**WHAT IS REQUIRED:** Find every line in the records that holds the string "werden". Copy each one.

Dataset items
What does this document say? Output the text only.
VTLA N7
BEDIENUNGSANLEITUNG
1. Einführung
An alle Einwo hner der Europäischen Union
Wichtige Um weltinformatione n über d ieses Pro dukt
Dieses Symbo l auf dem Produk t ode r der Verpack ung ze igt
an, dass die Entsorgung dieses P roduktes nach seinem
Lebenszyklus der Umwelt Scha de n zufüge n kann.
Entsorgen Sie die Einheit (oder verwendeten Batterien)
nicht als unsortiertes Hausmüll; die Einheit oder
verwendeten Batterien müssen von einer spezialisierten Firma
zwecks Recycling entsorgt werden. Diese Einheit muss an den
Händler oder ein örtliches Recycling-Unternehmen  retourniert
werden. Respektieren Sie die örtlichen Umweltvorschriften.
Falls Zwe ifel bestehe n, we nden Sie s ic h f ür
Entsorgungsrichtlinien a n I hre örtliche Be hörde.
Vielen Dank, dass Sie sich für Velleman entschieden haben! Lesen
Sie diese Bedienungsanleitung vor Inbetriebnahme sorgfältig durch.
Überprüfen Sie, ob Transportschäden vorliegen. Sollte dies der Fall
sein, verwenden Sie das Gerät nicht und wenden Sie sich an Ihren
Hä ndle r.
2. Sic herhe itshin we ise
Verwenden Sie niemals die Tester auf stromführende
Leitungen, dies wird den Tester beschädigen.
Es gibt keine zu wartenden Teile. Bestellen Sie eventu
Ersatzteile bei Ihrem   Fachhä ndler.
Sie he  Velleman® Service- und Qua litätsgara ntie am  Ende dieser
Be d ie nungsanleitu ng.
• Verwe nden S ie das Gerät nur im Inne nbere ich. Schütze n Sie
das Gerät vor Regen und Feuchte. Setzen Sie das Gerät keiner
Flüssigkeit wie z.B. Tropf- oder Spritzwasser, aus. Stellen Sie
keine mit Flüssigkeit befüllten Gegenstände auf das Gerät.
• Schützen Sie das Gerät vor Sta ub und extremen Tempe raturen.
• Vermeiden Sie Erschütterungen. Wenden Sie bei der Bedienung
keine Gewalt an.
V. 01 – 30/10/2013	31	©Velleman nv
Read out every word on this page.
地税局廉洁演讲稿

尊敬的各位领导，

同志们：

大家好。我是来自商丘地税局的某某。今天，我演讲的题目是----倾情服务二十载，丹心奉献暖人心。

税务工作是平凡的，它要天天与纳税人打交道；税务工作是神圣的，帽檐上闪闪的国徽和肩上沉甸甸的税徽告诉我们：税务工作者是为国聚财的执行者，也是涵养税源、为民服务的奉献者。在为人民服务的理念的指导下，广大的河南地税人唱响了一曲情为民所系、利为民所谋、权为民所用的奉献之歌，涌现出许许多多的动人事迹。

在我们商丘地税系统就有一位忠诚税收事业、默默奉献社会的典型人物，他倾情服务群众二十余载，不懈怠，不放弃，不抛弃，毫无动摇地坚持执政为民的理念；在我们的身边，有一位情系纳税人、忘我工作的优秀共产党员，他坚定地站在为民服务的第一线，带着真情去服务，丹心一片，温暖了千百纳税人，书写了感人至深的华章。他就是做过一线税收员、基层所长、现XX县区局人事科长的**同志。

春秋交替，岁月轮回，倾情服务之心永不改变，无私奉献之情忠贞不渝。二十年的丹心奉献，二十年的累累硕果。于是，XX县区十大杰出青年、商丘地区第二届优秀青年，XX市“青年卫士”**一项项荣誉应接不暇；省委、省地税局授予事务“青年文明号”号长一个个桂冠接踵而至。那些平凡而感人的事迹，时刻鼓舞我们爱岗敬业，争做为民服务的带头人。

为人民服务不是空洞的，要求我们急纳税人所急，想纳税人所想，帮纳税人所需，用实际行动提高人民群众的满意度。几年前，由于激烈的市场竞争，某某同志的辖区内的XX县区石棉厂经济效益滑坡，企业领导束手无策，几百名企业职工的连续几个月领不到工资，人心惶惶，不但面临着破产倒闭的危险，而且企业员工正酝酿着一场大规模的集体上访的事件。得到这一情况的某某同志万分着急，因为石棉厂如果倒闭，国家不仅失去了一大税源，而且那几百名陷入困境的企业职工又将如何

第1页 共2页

**OUTPUT FOR THIS EXERCISE:**
zwecks Recycling entsorgt werden. Diese Einheit muss an den
werden. Respektieren Sie die örtlichen Umweltvorschriften.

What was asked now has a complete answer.